> [Exercise instructions]: Find the lines containing the word "انظر" and copy every one of them.
----- Provided information -----
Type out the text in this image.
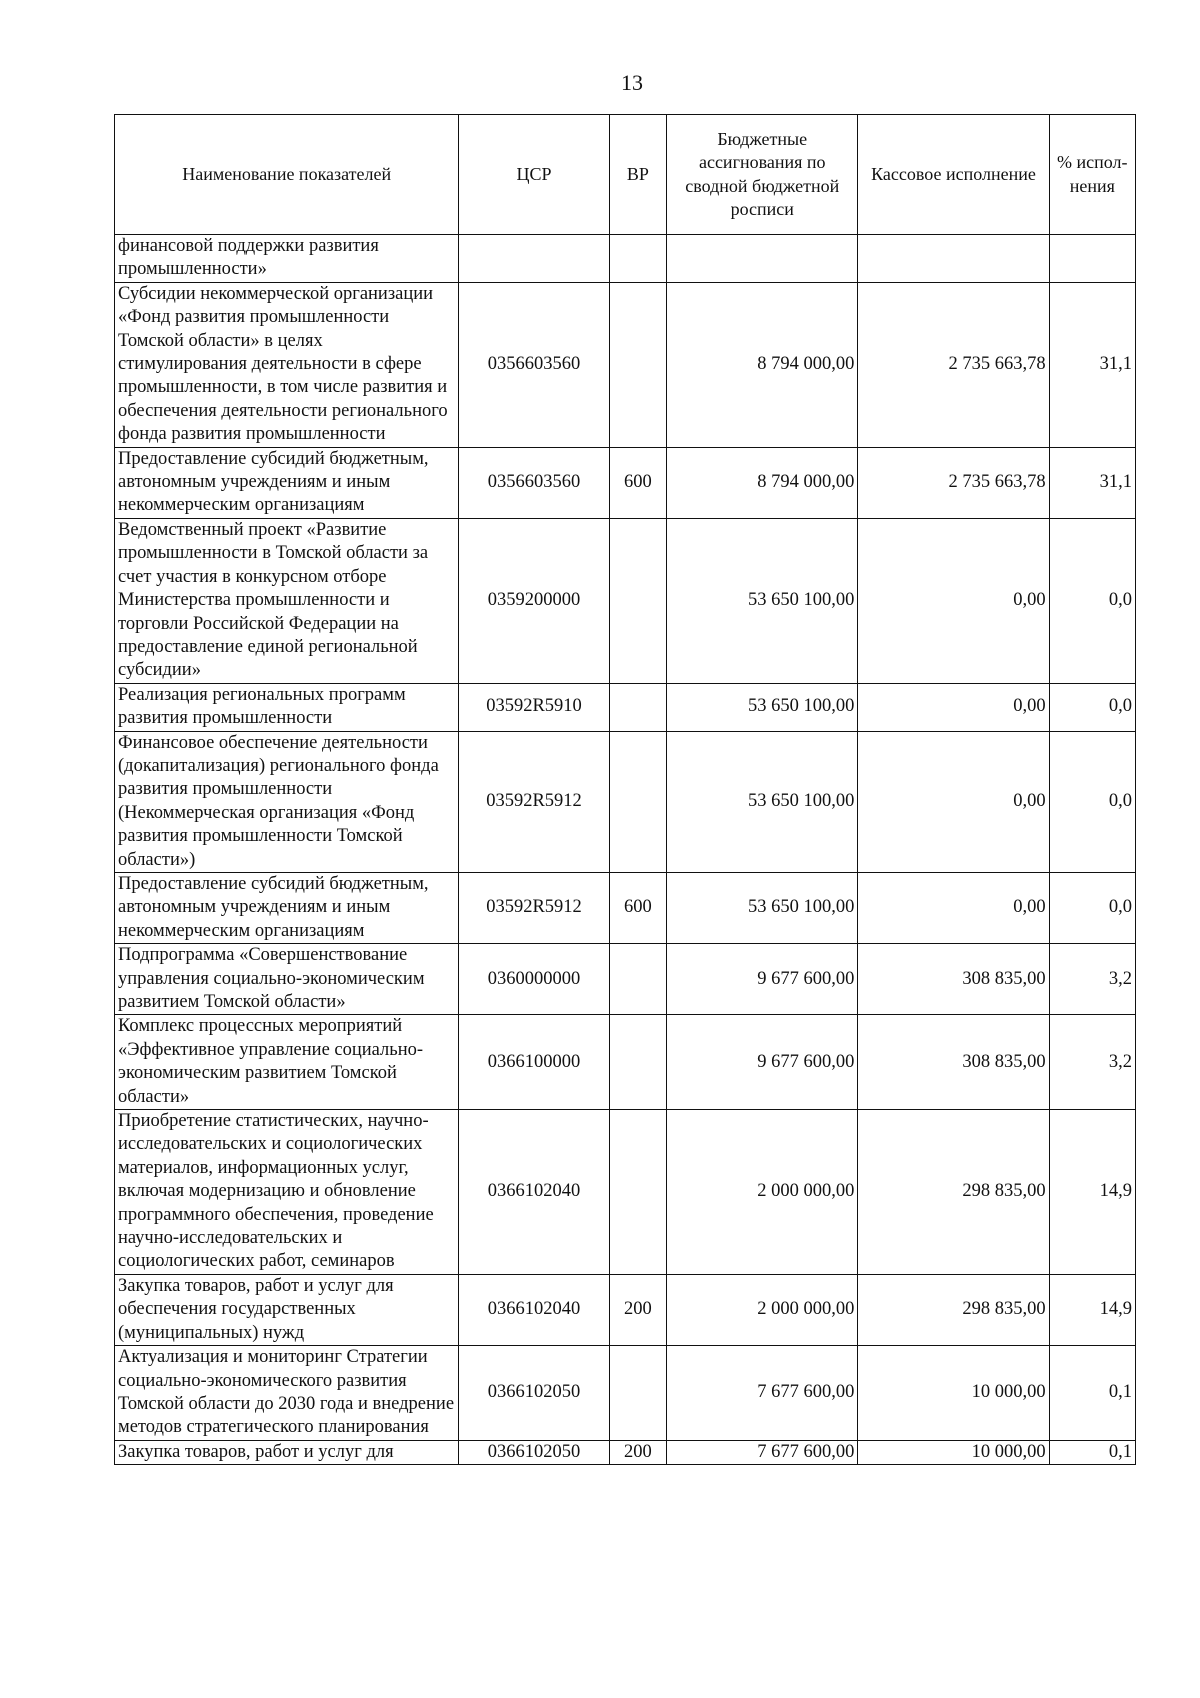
13
Наименование показателей	ЦСР	ВР	Бюджетные ассигнования по сводной бюджетной росписи	Кассовое исполнение	% испол-нения
финансовой поддержки развития промышленности»					
Субсидии некоммерческой организации «Фонд развития промышленности Томской области» в целях стимулирования деятельности в сфере промышленности, в том числе развития и обеспечения деятельности регионального фонда развития промышленности	0356603560		8 794 000,00	2 735 663,78	31,1
Предоставление субсидий бюджетным, автономным учреждениям и иным некоммерческим организациям	0356603560	600	8 794 000,00	2 735 663,78	31,1
Ведомственный проект «Развитие промышленности в Томской области за счет участия в конкурсном отборе Министерства промышленности и торговли Российской Федерации на предоставление единой региональной субсидии»	0359200000		53 650 100,00	0,00	0,0
Реализация региональных программ развития промышленности	03592R5910		53 650 100,00	0,00	0,0
Финансовое обеспечение деятельности (докапитализация) регионального фонда развития промышленности (Некоммерческая организация «Фонд развития промышленности Томской области»)	03592R5912		53 650 100,00	0,00	0,0
Предоставление субсидий бюджетным, автономным учреждениям и иным некоммерческим организациям	03592R5912	600	53 650 100,00	0,00	0,0
Подпрограмма «Совершенствование управления социально-экономическим развитием Томской области»	0360000000		9 677 600,00	308 835,00	3,2
Комплекс процессных мероприятий «Эффективное управление социально-экономическим развитием Томской области»	0366100000		9 677 600,00	308 835,00	3,2
Приобретение статистических, научно-исследовательских и социологических материалов, информационных услуг, включая модернизацию и обновление программного обеспечения, проведение научно-исследовательских и социологических работ, семинаров	0366102040		2 000 000,00	298 835,00	14,9
Закупка товаров, работ и услуг для обеспечения государственных (муниципальных) нужд	0366102040	200	2 000 000,00	298 835,00	14,9
Актуализация и мониторинг Стратегии социально-экономического развития Томской области до 2030 года и внедрение методов стратегического планирования	0366102050		7 677 600,00	10 000,00	0,1
Закупка товаров, работ и услуг для	0366102050	200	7 677 600,00	10 000,00	0,1
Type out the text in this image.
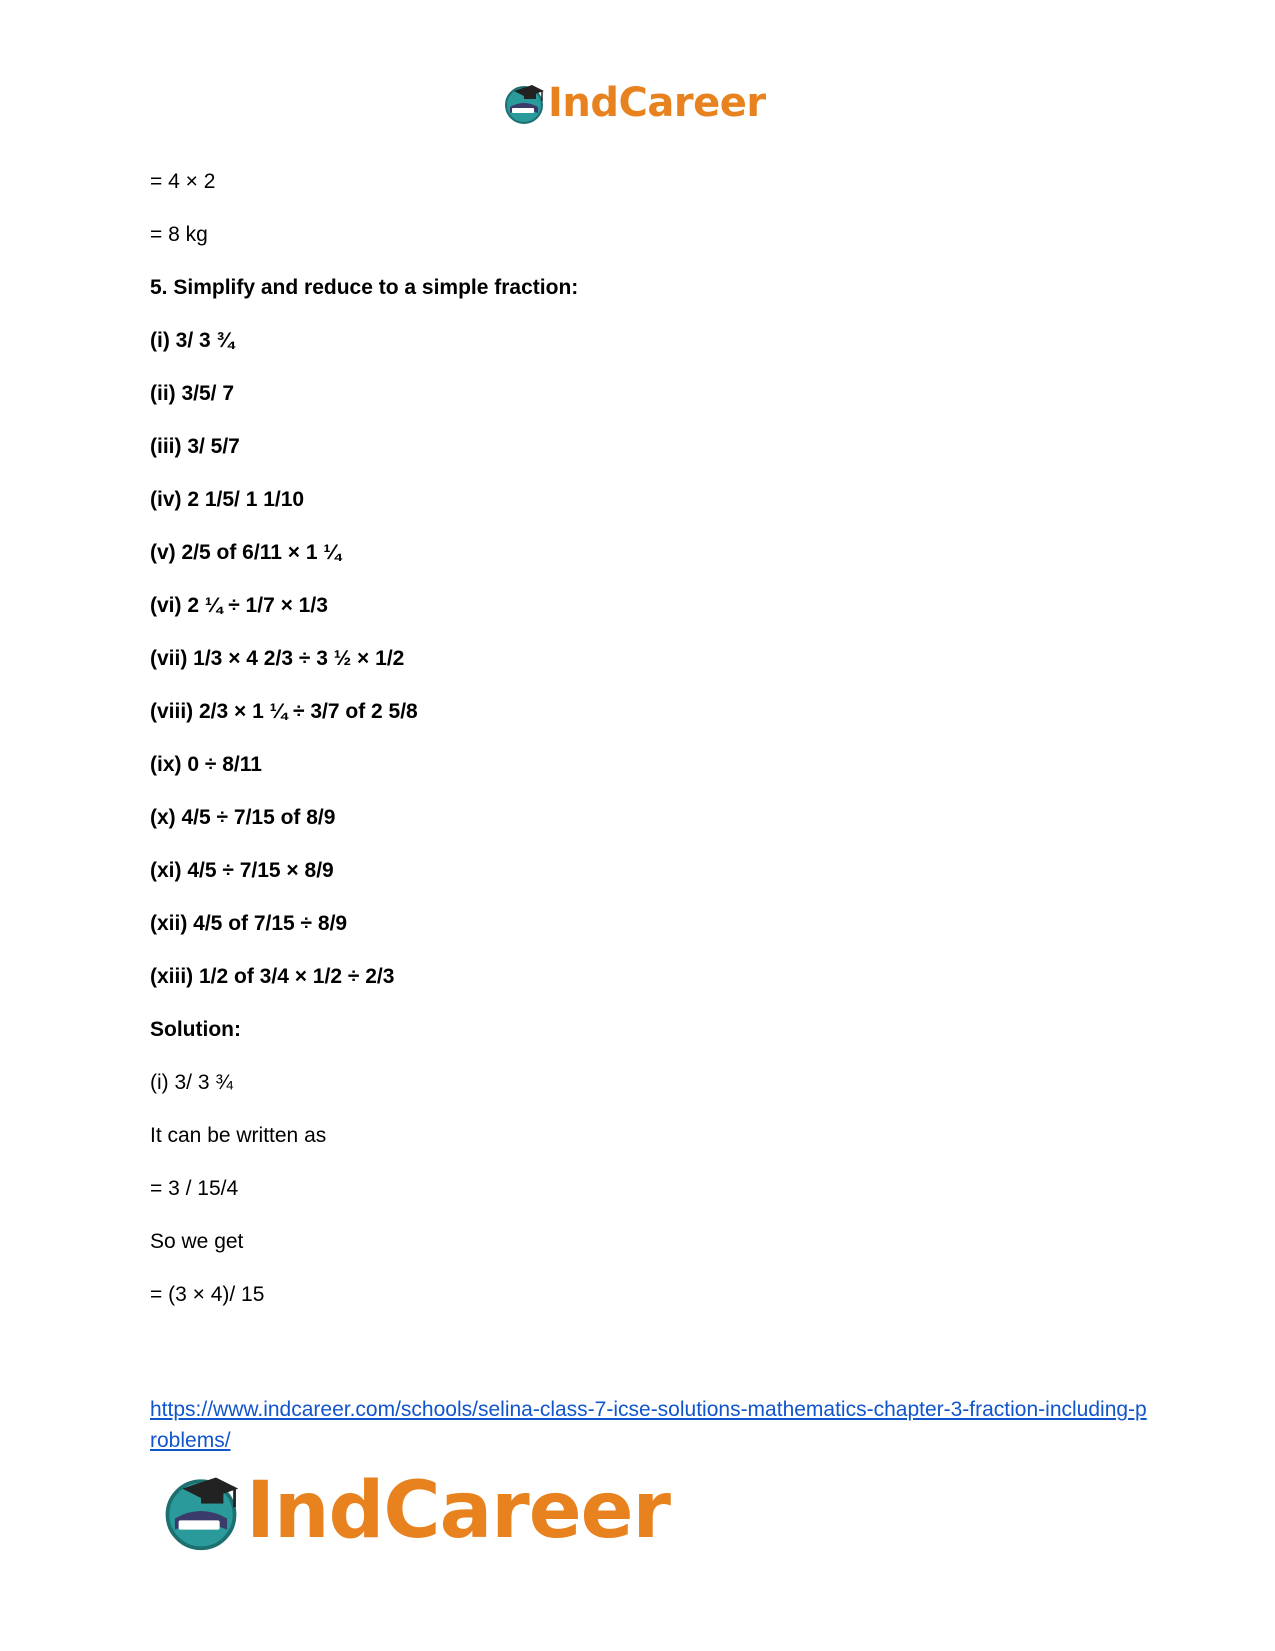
IndCareer
= 4 × 2
= 8 kg
5. Simplify and reduce to a simple fraction:
(i) 3/ 3 ¾
(ii) 3/5/ 7
(iii) 3/ 5/7
(iv) 2 1/5/ 1 1/10
(v) 2/5 of 6/11 × 1 ¼
(vi) 2 ¼ ÷ 1/7 × 1/3
(vii) 1/3 × 4 2/3 ÷ 3 ½ × 1/2
(viii) 2/3 × 1 ¼ ÷ 3/7 of 2 5/8
(ix) 0 ÷ 8/11
(x) 4/5 ÷ 7/15 of 8/9
(xi) 4/5 ÷ 7/15 × 8/9
(xii) 4/5 of 7/15 ÷ 8/9
(xiii) 1/2 of 3/4 × 1/2 ÷ 2/3
Solution:
(i) 3/ 3 ¾
It can be written as
= 3 / 15/4
So we get
= (3 × 4)/ 15
https://www.indcareer.com/schools/selina-class-7-icse-solutions-mathematics-chapter-3-fraction-including-problems/
IndCareer
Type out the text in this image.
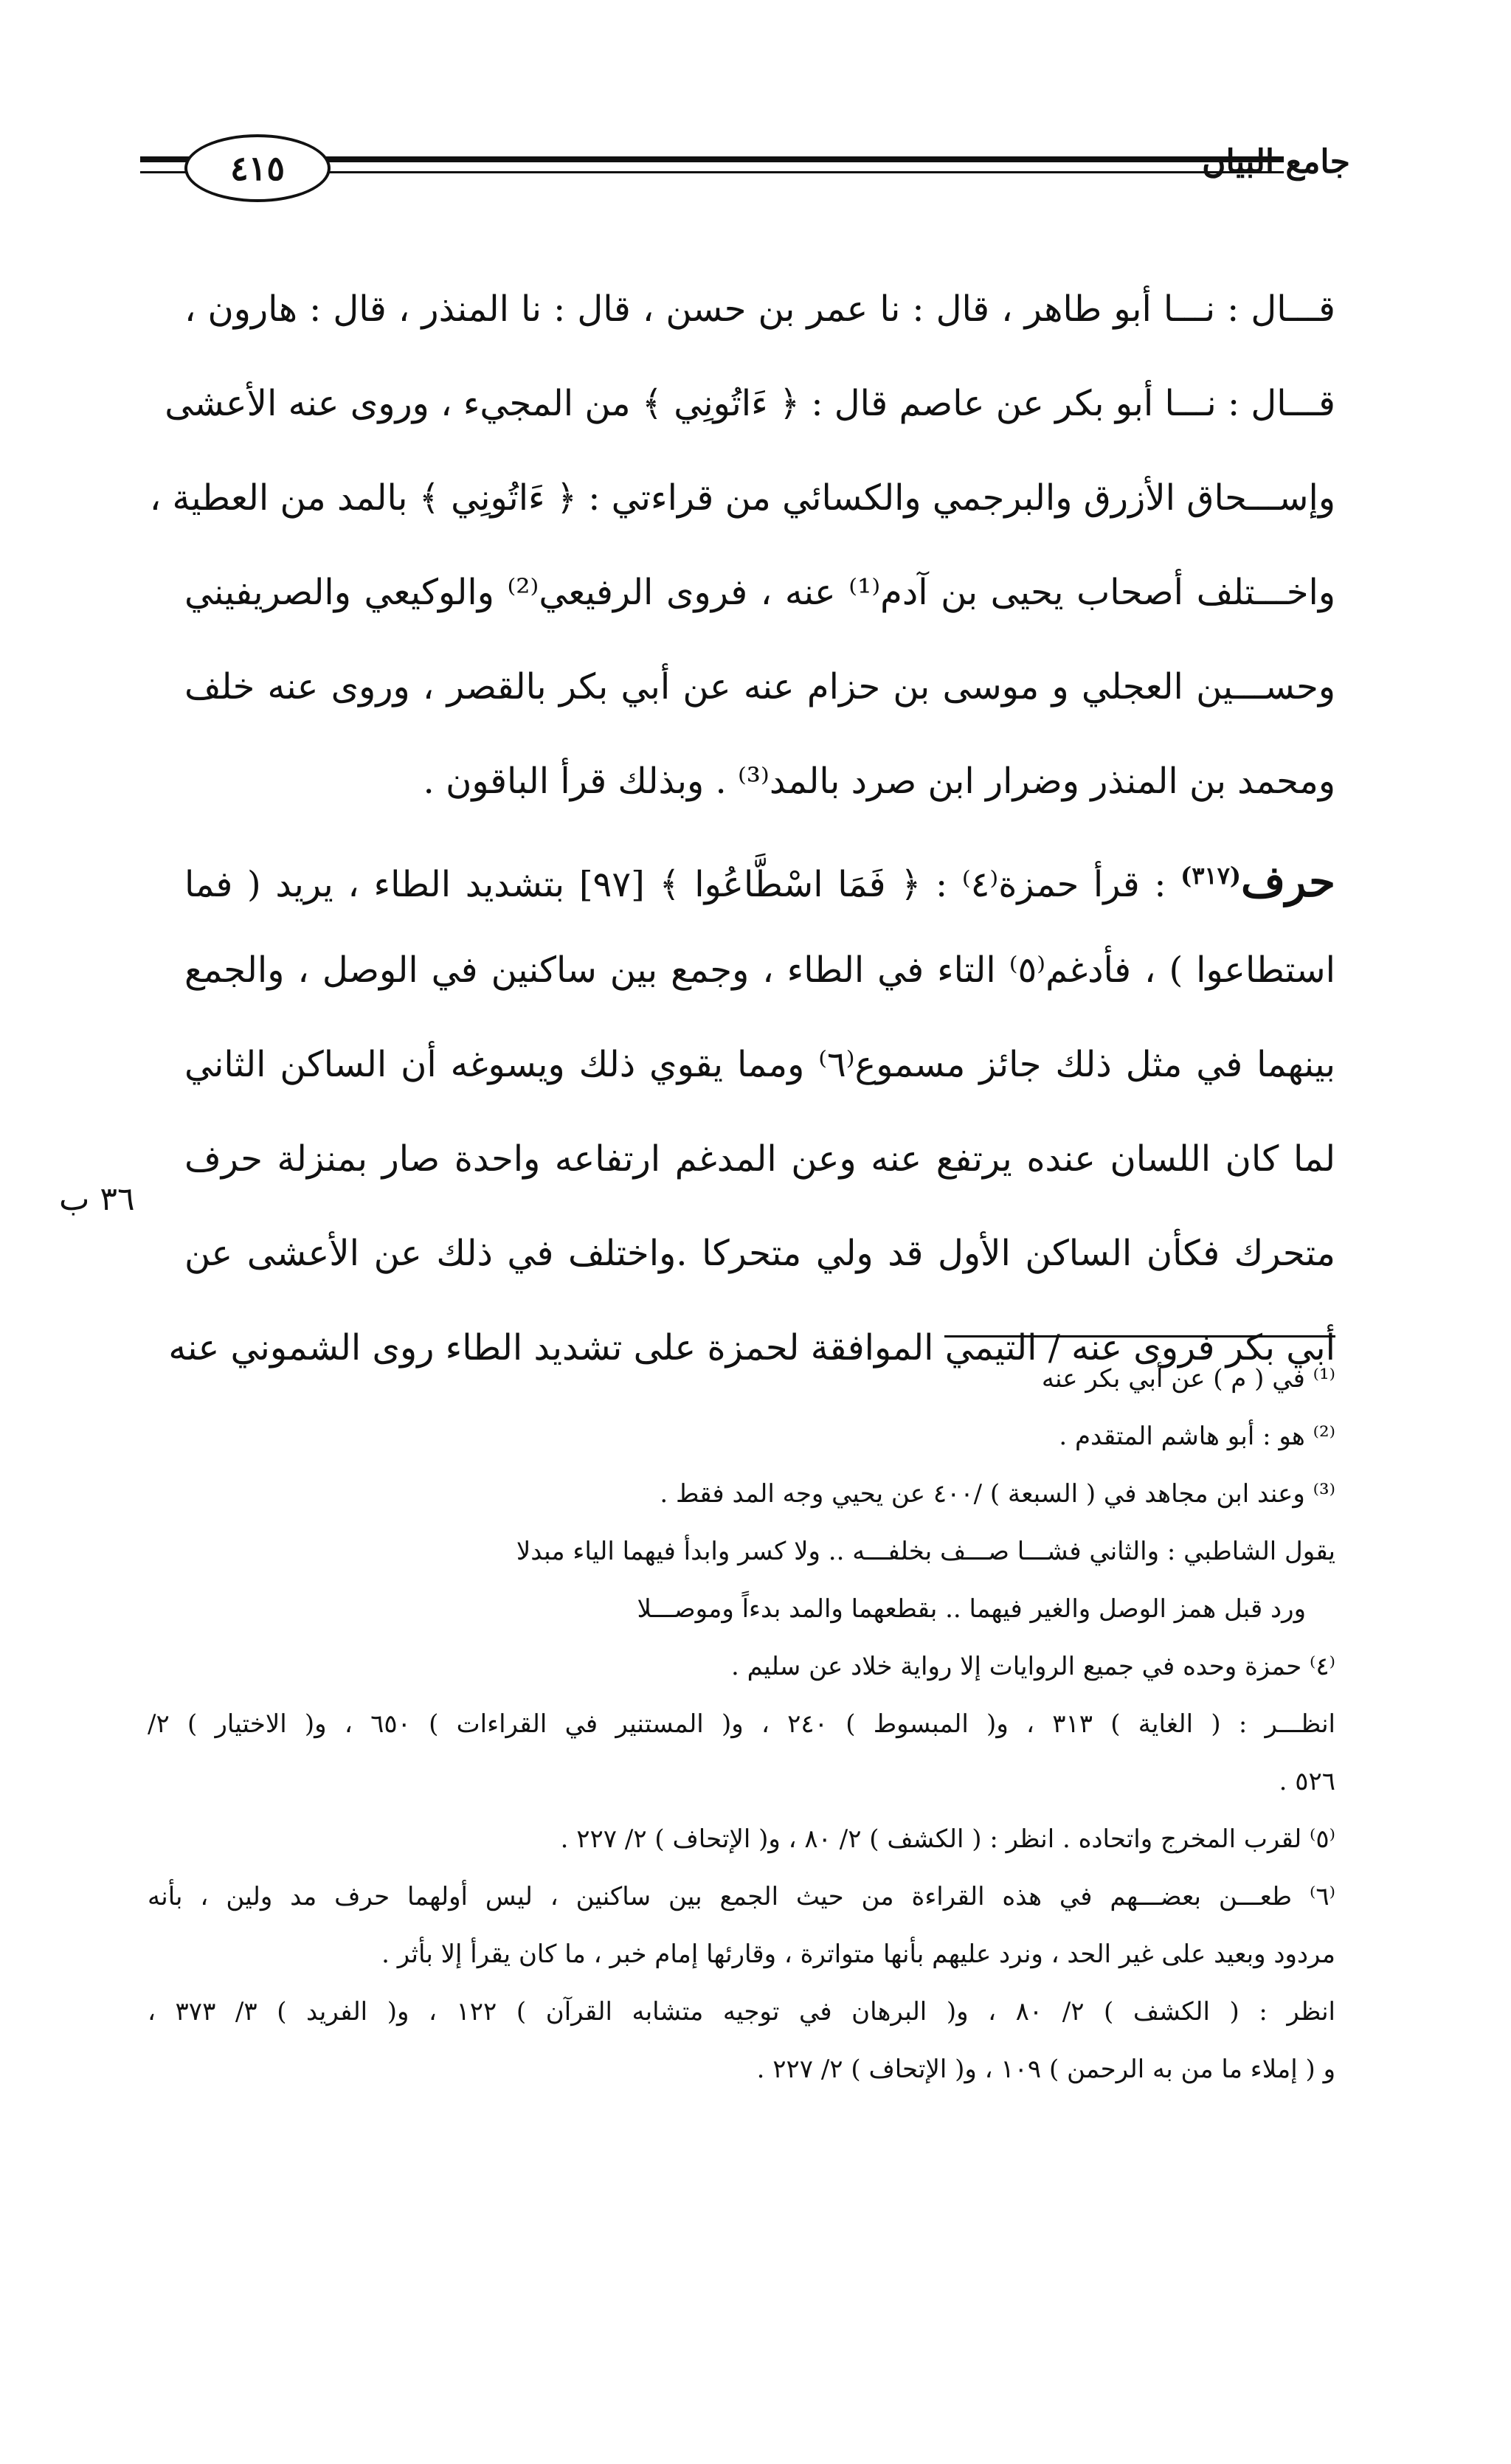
٤١٥	جامع البيان
قـــال : نـــا أبو طاهر ، قال : نا عمر بن حسن ، قال : نا المنذر ، قال : هارون ،
قـــال : نـــا أبو بكر عن عاصم قال : ﴿ ءَاتُونِي ﴾ من المجيء ، وروى عنه الأعشى
وإســـحاق الأزرق والبرجمي والكسائي من قراءتي : ﴿ ءَاتُونِي ﴾ بالمد من العطية ،
واخـــتلف أصحاب يحيى بن آدم⁽¹⁾ عنه ، فروى الرفيعي⁽²⁾ والوكيعي والصريفيني
وحســـين العجلي و موسى بن حزام عنه عن أبي بكر بالقصر ، وروى عنه خلف
ومحمد بن المنذر وضرار ابن صرد بالمد⁽³⁾ . وبذلك قرأ الباقون .
حرف$^{(٣١٧)}$ : قرأ حمزة⁽٤⁾ : ﴿ فَمَا اسْطَّاعُوا ﴾ [٩٧] بتشديد الطاء ، يريد ( فما
استطاعوا ) ، فأدغم⁽٥⁾ التاء في الطاء ، وجمع بين ساكنين في الوصل ، والجمع
بينهما في مثل ذلك جائز مسموع⁽٦⁾ ومما يقوي ذلك ويسوغه أن الساكن الثاني
لما كان اللسان عنده يرتفع عنه وعن المدغم ارتفاعه واحدة صار بمنزلة حرف
متحرك فكأن الساكن الأول قد ولي متحركا .واختلف في ذلك عن الأعشى عن
أبي بكر فروى عنه / التيمي الموافقة لحمزة على تشديد الطاء روى الشموني عنه
٣٦ ب
⁽¹⁾ في ( م ) عن أبي بكر عنه
⁽²⁾ هو : أبو هاشم المتقدم .
⁽³⁾ وعند ابن مجاهد في ( السبعة ) /٤٠٠ عن يحيي وجه المد فقط .
يقول الشاطبي : والثاني فشـــا صـــف بخلفـــه .. ولا كسر وابدأ فيهما الياء مبدلا
ورد قبل همز الوصل والغير فيهما .. بقطعهما والمد بدءاً وموصـــلا
⁽٤⁾ حمزة وحده في جميع الروايات إلا رواية خلاد عن سليم .
انظـــر : ( الغاية ) ٣١٣ ، و( المبسوط ) ٢٤٠ ، و( المستنير في القراءات ) ٦٥٠ ، و( الاختيار ) ٢/
٥٢٦ .
⁽٥⁾ لقرب المخرج واتحاده . انظر : ( الكشف ) ٢/ ٨٠ ، و( الإتحاف ) ٢/ ٢٢٧ .
⁽٦⁾ طعـــن بعضـــهم في هذه القراءة من حيث الجمع بين ساكنين ، ليس أولهما حرف مد ولين ، بأنه
مردود وبعيد على غير الحد ، ونرد عليهم بأنها متواترة ، وقارئها إمام خبر ، ما كان يقرأ إلا بأثر .
انظر : ( الكشف ) ٢/ ٨٠ ، و( البرهان في توجيه متشابه القرآن ) ١٢٢ ، و( الفريد ) ٣/ ٣٧٣ ،
و ( إملاء ما من به الرحمن ) ١٠٩ ، و( الإتحاف ) ٢/ ٢٢٧ .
-----
> [Full output]:
⁽٥⁾ لقرب المخرج واتحاده . انظر : ( الكشف ) ٢/ ٨٠ ، و( الإتحاف ) ٢/ ٢٢٧ .
انظر : ( الكشف ) ٢/ ٨٠ ، و( البرهان في توجيه متشابه القرآن ) ١٢٢ ، و( الفريد ) ٣/ ٣٧٣ ،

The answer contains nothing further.